### DIRECTION
Output each line exactly as it appears, skipping any embedded picture.

------------------------------------------------------------------------

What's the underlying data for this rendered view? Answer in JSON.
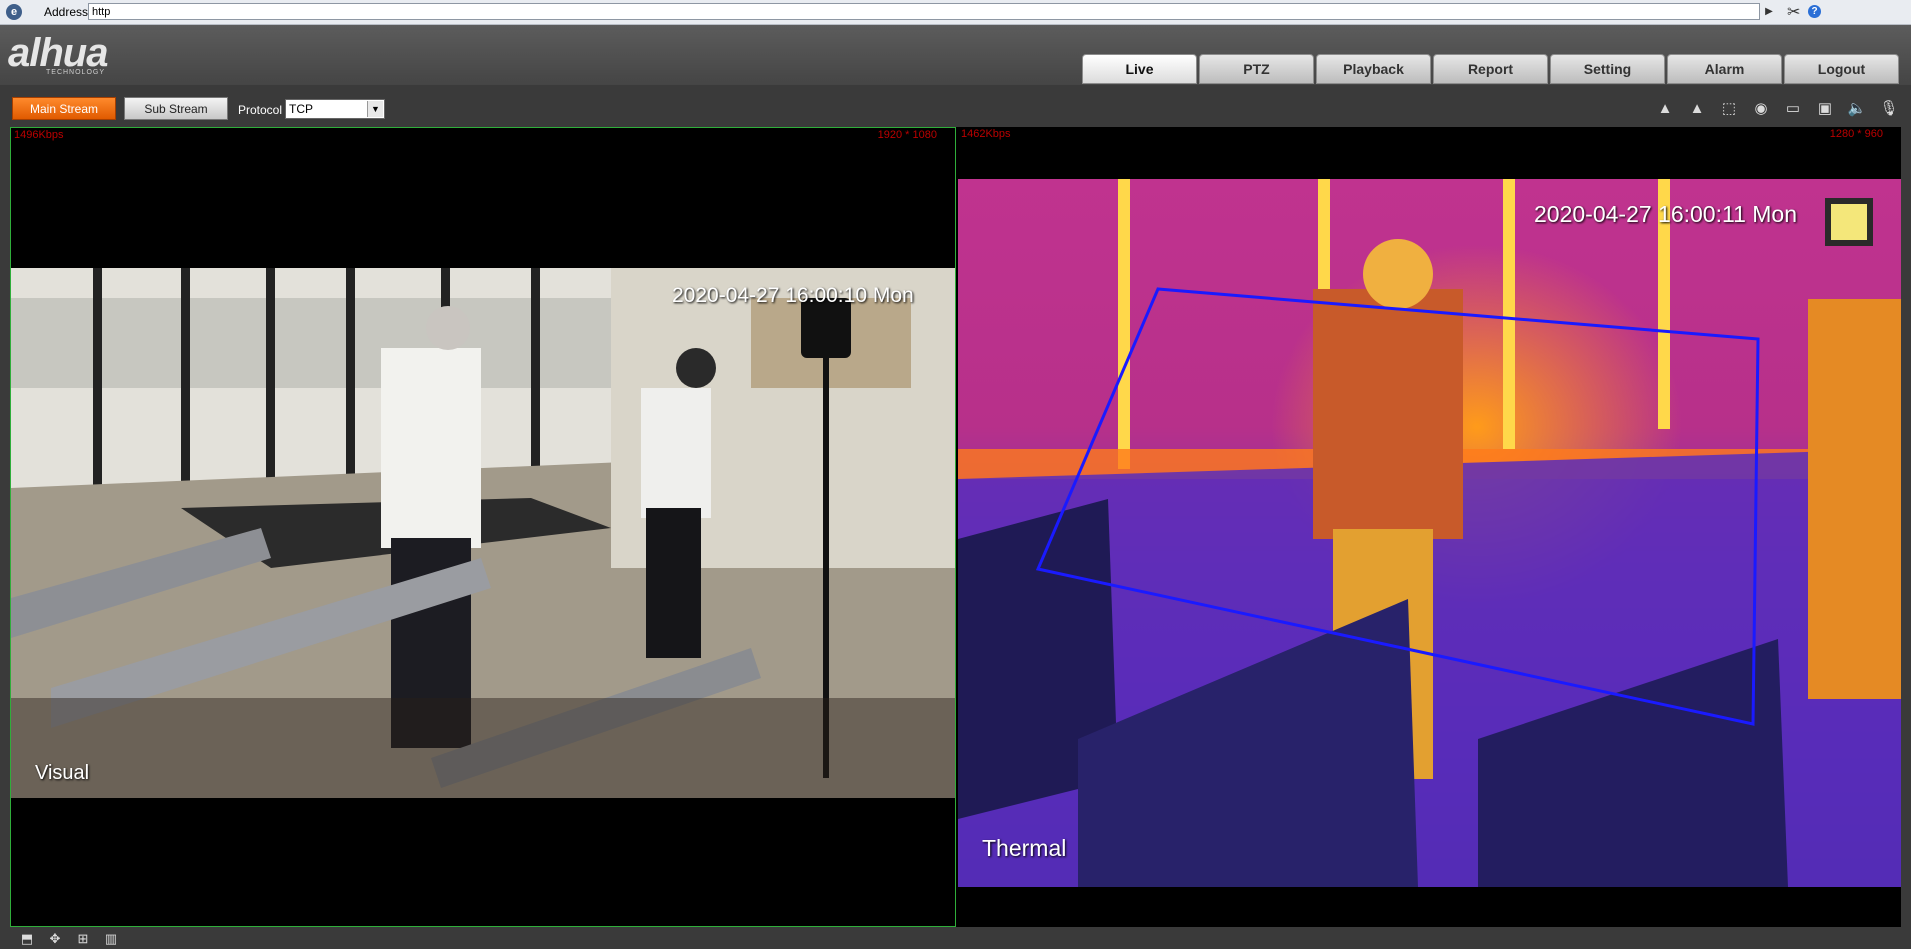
{
  "address_bar": {
    "label": "Address:",
    "value": "http"
  },
  "brand": {
    "logo": "alhua",
    "sub": "TECHNOLOGY"
  },
  "nav": {
    "tabs": [
      {
        "label": "Live",
        "active": true
      },
      {
        "label": "PTZ",
        "active": false
      },
      {
        "label": "Playback",
        "active": false
      },
      {
        "label": "Report",
        "active": false
      },
      {
        "label": "Setting",
        "active": false
      },
      {
        "label": "Alarm",
        "active": false
      },
      {
        "label": "Logout",
        "active": false
      }
    ]
  },
  "toolbar": {
    "main_stream": "Main Stream",
    "sub_stream": "Sub Stream",
    "protocol_label": "Protocol",
    "protocol_value": "TCP",
    "icons": [
      "alarm-out-1-icon",
      "alarm-out-2-icon",
      "zoom-region-icon",
      "snapshot-icon",
      "record-icon",
      "video-clip-icon",
      "volume-icon",
      "microphone-icon"
    ]
  },
  "panes": {
    "left": {
      "bitrate": "1496Kbps",
      "resolution": "1920 * 1080",
      "timestamp": "2020-04-27 16:00:10 Mon",
      "label": "Visual"
    },
    "right": {
      "bitrate": "1462Kbps",
      "resolution": "1280 * 960",
      "timestamp": "2020-04-27 16:00:11 Mon",
      "label": "Thermal"
    }
  },
  "bottom_icons": [
    "layout-1-icon",
    "layout-ptz-icon",
    "layout-grid-icon",
    "stats-icon"
  ],
  "colors": {
    "accent": "#f07000",
    "pane_border": "#2fae3a",
    "zone": "#1a1aff"
  }
}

------------------------------------------------------------------------

### RESPONSE BELOW
What's the underlying data for this rendered view? Answer in JSON.
{
  "address_bar": {
    "label": "Address:",
    "value": "http"
  },
  "brand": {
    "logo": "alhua",
    "sub": "TECHNOLOGY"
  },
  "nav": {
    "tabs": [
      {
        "label": "Live",
        "active": true
      },
      {
        "label": "PTZ",
        "active": false
      },
      {
        "label": "Playback",
        "active": false
      },
      {
        "label": "Report",
        "active": false
      },
      {
        "label": "Setting",
        "active": false
      },
      {
        "label": "Alarm",
        "active": false
      },
      {
        "label": "Logout",
        "active": false
      }
    ]
  },
  "toolbar": {
    "main_stream": "Main Stream",
    "sub_stream": "Sub Stream",
    "protocol_label": "Protocol",
    "protocol_value": "TCP",
    "icons": [
      "alarm-out-1-icon",
      "alarm-out-2-icon",
      "zoom-region-icon",
      "snapshot-icon",
      "record-icon",
      "video-clip-icon",
      "volume-icon",
      "microphone-icon"
    ]
  },
  "panes": {
    "left": {
      "bitrate": "1496Kbps",
      "resolution": "1920 * 1080",
      "timestamp": "2020-04-27 16:00:10 Mon",
      "label": "Visual"
    },
    "right": {
      "bitrate": "1462Kbps",
      "resolution": "1280 * 960",
      "timestamp": "2020-04-27 16:00:11 Mon",
      "label": "Thermal"
    }
  },
  "bottom_icons": [
    "layout-1-icon",
    "layout-ptz-icon",
    "layout-grid-icon",
    "stats-icon"
  ],
  "colors": {
    "accent": "#f07000",
    "pane_border": "#2fae3a",
    "zone": "#1a1aff"
  }
}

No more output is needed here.